■ **Exercise**: Pick out every line holding the string "Concentration" and copy it.
====== Material for this task
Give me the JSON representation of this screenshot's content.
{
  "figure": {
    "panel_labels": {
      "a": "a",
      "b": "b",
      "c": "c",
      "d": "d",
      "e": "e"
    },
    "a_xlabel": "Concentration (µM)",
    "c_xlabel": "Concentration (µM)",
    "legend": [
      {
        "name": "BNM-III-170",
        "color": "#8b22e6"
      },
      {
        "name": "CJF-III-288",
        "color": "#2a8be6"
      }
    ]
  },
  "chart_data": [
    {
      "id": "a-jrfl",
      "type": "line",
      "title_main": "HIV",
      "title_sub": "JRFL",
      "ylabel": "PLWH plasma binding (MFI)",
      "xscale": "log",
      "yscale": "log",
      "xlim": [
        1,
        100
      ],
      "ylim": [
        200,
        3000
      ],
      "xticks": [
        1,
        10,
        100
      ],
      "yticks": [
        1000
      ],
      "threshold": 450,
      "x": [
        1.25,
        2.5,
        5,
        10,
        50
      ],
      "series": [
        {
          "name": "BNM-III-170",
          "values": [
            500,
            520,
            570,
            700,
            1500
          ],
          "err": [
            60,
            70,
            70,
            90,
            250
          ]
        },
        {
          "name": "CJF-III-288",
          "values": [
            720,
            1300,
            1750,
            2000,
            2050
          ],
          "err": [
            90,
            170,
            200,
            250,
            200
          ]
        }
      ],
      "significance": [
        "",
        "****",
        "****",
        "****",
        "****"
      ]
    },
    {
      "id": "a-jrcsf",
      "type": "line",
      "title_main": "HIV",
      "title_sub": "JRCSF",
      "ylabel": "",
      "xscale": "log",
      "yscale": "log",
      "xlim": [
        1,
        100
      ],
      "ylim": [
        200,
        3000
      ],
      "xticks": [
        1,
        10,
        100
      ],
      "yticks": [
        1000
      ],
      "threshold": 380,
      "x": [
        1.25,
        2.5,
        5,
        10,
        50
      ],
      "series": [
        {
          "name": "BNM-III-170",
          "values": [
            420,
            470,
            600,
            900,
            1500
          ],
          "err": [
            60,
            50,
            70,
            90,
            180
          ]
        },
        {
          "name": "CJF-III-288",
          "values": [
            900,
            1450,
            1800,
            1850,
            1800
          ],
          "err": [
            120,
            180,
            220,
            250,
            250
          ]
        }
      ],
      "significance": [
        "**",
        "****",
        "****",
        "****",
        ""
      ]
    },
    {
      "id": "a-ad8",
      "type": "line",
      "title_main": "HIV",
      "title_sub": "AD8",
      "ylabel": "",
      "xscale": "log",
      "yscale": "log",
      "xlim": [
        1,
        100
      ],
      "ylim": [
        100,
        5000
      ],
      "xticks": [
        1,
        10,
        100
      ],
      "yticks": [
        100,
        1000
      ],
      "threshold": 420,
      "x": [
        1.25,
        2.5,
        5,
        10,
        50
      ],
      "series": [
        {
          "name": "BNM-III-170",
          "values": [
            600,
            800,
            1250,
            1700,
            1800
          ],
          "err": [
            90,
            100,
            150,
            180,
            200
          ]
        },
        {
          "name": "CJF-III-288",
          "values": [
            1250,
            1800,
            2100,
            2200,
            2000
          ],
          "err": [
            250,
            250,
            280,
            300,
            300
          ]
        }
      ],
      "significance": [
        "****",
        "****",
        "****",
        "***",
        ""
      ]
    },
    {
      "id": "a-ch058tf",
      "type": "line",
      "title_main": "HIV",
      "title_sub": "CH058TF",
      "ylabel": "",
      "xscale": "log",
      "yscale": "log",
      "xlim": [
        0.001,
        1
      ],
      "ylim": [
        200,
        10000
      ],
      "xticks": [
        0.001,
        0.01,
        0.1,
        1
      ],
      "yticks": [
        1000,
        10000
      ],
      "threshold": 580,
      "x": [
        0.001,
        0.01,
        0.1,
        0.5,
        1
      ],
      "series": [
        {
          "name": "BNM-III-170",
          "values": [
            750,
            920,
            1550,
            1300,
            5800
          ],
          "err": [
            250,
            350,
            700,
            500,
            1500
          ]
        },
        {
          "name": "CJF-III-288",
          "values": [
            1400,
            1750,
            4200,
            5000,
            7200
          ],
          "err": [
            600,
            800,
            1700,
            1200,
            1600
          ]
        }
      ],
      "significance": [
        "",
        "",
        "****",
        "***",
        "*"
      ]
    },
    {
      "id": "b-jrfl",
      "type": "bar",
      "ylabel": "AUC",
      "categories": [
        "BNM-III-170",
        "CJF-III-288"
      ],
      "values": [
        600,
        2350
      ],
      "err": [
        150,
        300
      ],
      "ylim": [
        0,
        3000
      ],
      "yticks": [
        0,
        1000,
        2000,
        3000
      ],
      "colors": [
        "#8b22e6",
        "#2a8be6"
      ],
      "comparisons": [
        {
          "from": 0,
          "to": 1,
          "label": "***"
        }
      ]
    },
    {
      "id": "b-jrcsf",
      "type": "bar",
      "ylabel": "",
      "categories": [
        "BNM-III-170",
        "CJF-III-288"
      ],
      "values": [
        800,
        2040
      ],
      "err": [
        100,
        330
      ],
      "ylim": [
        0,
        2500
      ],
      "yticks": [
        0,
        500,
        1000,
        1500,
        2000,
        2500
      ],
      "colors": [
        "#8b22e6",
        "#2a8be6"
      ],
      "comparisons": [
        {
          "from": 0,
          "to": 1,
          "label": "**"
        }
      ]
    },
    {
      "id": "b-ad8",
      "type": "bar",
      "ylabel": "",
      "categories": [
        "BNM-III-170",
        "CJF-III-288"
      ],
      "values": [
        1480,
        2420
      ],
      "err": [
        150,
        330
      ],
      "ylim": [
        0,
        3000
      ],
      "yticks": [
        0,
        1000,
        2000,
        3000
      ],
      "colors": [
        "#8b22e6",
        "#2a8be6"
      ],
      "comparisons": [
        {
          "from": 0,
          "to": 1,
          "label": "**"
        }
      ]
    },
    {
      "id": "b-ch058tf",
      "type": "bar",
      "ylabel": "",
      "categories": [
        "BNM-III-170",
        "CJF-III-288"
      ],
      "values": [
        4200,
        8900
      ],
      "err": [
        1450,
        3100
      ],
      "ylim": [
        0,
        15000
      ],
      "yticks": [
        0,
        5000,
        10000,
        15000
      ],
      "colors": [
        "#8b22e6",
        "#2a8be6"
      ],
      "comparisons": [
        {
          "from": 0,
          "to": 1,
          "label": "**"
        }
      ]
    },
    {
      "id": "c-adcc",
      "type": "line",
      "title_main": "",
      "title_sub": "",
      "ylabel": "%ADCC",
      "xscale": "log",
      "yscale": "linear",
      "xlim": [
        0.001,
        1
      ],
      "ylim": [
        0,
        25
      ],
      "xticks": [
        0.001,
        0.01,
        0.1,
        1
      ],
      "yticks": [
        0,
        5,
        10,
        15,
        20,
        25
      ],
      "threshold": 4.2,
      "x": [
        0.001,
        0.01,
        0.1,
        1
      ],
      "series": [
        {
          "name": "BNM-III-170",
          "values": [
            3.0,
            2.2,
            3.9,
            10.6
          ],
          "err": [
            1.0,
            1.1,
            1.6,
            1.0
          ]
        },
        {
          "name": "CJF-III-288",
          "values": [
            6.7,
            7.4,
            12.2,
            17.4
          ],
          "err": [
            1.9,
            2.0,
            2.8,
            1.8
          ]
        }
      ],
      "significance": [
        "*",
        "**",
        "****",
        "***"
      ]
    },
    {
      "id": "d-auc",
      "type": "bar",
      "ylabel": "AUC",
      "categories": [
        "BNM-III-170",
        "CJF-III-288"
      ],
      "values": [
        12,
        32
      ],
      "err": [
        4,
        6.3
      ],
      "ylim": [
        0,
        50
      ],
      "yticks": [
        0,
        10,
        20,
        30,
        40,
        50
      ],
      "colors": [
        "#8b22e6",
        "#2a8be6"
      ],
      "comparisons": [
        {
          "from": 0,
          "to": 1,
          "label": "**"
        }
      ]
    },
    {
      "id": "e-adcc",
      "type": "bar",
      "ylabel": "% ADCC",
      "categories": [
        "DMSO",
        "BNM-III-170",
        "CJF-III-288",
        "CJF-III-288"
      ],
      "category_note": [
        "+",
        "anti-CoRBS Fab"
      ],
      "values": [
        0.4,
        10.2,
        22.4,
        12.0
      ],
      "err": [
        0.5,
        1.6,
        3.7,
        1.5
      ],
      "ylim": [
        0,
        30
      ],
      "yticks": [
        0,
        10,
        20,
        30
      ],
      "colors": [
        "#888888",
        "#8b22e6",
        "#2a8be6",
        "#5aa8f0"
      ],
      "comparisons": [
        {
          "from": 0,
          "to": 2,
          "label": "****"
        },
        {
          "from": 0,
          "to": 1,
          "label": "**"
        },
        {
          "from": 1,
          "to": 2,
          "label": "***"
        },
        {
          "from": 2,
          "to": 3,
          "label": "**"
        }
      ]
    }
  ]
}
============
■ **Solution**:
    "a_xlabel": "Concentration (µM)",
    "c_xlabel": "Concentration (µM)",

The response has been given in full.